◆ **Schriftliche Aufgabe 1**:
Prüfe, ob die Aussagen (a), (b) und (c) mit dem Leitsatz zu leitenden Angestellten übereinstimmen. Antworte jeweils mit Ja oder Nein und zitiere die entscheidenden Worte des Leitsatzes wörtlich.
(a) § 5 Abs. 3 BetrVG stellt auf die persönliche Entwicklung eines Arbeitnehmers ab.
(b) § 5 Abs. 3 BetrVG wird durch die Hilfskriterien des Abs. 4 ergänzt.
(c) Die Voraussetzungen für das Vorliegen eines leitenden Angestellten werden abschließend geregelt.
------------------------------
Entscheidungsstichwort (Thema)

Wahlanfechtung. Wahlbeeinflussung. leitende Angestellte

 

Leitsatz (amtlich)

1) § 5 Abs. 3 BetrVG stellt dabei in keiner Stelle auf die persönliche Entwicklung eines Arbeitnehmers ab und seine Kenntnisse und Erfahrungen, die er aufgrund politischer oder anderer Aufgabenwahrnehmung erlangt hat. Ebenso wenig ist maßgeblich, wie der Arbeitgeber seine Betriebsratsmitglieder sieht „auf gleicher Augenhöhe”). Für die betriebsverfassungsrechtliche Einordnung regelt § 5 Abs. 3 BetrVG, ergänzt durch die Hilfskriterien des Abs. 4, die Voraussetzungen für das Vorliegen eines leitenden Angestellten abschließend.
------------------------------
◆ **Schriftliche Aufgabe 2**: Schreibe den Abschnitt der gespeicherten Datensätze von ihrem Anfang bis einschließlich der Zeile mit "product-card bbox=[11, 397, 244, 446]" als nummerierte Liste um und lass dabei Leerzeilen weg.

Gespeicherte Datensätze
------------------------------
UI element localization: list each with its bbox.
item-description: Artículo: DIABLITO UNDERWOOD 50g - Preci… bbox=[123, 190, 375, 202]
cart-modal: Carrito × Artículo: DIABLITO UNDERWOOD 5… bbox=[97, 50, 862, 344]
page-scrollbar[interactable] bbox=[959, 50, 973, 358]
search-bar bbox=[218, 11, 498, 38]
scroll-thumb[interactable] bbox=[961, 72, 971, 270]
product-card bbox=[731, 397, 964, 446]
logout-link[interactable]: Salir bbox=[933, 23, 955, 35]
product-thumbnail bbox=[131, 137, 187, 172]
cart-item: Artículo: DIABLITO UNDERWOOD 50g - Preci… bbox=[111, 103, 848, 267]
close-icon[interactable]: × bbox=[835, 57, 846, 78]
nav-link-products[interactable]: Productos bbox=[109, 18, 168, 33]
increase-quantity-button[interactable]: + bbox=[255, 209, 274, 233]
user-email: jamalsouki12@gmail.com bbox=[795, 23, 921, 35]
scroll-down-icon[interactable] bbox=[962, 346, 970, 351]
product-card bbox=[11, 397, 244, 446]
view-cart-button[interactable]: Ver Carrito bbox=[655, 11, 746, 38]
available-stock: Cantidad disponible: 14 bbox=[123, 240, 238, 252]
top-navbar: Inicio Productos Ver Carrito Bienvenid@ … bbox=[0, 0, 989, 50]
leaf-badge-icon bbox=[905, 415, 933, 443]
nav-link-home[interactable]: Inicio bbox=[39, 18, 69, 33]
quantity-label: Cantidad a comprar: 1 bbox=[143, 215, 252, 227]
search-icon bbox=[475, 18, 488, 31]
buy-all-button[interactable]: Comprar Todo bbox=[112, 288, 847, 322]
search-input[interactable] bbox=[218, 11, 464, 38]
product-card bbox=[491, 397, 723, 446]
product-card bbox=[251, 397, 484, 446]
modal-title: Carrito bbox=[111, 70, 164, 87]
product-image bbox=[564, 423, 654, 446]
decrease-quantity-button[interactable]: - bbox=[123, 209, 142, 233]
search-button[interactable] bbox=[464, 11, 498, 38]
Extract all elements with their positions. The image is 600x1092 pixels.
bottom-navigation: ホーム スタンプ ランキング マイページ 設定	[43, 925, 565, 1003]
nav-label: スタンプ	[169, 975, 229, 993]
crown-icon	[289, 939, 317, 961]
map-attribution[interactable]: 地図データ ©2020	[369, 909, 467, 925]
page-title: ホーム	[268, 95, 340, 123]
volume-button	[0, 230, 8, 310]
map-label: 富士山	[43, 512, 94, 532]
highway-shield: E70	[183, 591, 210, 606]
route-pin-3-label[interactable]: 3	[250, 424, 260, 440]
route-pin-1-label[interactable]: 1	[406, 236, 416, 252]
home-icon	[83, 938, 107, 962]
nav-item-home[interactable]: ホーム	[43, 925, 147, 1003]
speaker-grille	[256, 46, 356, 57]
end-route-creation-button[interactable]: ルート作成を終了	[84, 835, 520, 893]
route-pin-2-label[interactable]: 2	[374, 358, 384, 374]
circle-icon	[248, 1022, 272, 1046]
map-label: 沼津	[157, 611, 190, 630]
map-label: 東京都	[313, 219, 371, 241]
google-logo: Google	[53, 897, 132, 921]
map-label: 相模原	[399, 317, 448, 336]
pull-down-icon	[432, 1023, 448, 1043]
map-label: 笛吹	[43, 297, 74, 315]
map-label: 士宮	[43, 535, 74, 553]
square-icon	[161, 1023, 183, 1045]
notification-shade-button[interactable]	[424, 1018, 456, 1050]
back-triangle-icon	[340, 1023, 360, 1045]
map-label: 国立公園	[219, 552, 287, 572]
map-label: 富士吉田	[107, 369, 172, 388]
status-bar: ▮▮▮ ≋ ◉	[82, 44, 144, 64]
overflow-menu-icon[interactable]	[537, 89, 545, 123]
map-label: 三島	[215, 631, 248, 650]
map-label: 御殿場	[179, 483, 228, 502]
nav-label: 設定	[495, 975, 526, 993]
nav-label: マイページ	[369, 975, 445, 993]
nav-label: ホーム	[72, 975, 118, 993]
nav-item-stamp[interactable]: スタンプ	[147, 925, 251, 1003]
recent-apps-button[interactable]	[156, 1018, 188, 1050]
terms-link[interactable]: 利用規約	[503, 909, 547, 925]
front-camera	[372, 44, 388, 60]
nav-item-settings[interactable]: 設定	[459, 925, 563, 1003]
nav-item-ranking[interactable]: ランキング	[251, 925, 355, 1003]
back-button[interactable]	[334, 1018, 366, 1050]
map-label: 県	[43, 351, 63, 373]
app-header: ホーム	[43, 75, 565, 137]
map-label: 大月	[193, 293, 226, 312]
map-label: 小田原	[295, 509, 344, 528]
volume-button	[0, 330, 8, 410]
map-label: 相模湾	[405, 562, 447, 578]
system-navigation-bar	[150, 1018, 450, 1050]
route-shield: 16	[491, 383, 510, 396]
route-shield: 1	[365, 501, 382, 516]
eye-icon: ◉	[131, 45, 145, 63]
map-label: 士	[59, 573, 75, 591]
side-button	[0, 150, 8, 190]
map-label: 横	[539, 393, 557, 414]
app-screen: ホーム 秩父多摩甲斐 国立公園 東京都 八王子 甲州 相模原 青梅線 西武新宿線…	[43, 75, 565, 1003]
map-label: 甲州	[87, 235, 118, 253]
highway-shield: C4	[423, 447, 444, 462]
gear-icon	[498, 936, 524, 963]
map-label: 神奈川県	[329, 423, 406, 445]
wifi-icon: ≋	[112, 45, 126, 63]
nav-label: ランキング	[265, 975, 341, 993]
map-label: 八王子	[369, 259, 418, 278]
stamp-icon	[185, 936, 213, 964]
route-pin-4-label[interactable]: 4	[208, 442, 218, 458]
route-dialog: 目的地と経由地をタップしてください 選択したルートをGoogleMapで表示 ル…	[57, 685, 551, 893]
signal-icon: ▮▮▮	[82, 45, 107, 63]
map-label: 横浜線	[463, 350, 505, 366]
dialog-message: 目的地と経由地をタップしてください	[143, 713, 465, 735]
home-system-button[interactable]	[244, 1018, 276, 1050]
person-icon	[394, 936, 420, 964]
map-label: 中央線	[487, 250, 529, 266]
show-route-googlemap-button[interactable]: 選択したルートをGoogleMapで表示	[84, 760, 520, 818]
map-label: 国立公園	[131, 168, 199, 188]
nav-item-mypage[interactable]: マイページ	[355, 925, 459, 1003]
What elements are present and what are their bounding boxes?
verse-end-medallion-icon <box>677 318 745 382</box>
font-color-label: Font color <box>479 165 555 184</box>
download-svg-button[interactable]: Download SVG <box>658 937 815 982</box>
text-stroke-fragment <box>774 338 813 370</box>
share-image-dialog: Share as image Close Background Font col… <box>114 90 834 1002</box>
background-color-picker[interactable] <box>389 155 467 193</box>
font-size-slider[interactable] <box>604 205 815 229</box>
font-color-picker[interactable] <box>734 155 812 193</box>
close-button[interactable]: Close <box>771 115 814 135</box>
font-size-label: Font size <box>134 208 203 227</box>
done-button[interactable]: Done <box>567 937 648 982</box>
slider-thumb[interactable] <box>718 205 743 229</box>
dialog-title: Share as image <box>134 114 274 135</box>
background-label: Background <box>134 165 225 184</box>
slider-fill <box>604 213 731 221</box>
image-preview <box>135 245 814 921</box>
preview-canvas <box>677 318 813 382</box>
------------------------------
◆ **Vollständige Ausgabe 1**:
(a) Nein – „stellt dabei in keiner Stelle auf die persönliche Entwicklung eines Arbeitnehmers ab“
(b) Ja – „ergänzt durch die Hilfskriterien des Abs. 4“
(c) Ja – „die Voraussetzungen für das Vorliegen eines leitenden Angestellten abschließend“

◆ **Vollständige Ausgabe 2**:
1. UI element localization: list each with its bbox.
2. item-description: Artículo: DIABLITO UNDERWOOD 50g - Preci… bbox=[123, 190, 375, 202]
3. cart-modal: Carrito × Artículo: DIABLITO UNDERWOOD 5… bbox=[97, 50, 862, 344]
4. page-scrollbar[interactable] bbox=[959, 50, 973, 358]
5. search-bar bbox=[218, 11, 498, 38]
6. scroll-thumb[interactable] bbox=[961, 72, 971, 270]
7. product-card bbox=[731, 397, 964, 446]
8. logout-link[interactable]: Salir bbox=[933, 23, 955, 35]
9. product-thumbnail bbox=[131, 137, 187, 172]
10. cart-item: Artículo: DIABLITO UNDERWOOD 50g - Preci… bbox=[111, 103, 848, 267]
11. close-icon[interactable]: × bbox=[835, 57, 846, 78]
12. nav-link-products[interactable]: Productos bbox=[109, 18, 168, 33]
13. increase-quantity-button[interactable]: + bbox=[255, 209, 274, 233]
14. user-email: jamalsouki12@gmail.com bbox=[795, 23, 921, 35]
15. scroll-down-icon[interactable] bbox=[962, 346, 970, 351]
16. product-card bbox=[11, 397, 244, 446]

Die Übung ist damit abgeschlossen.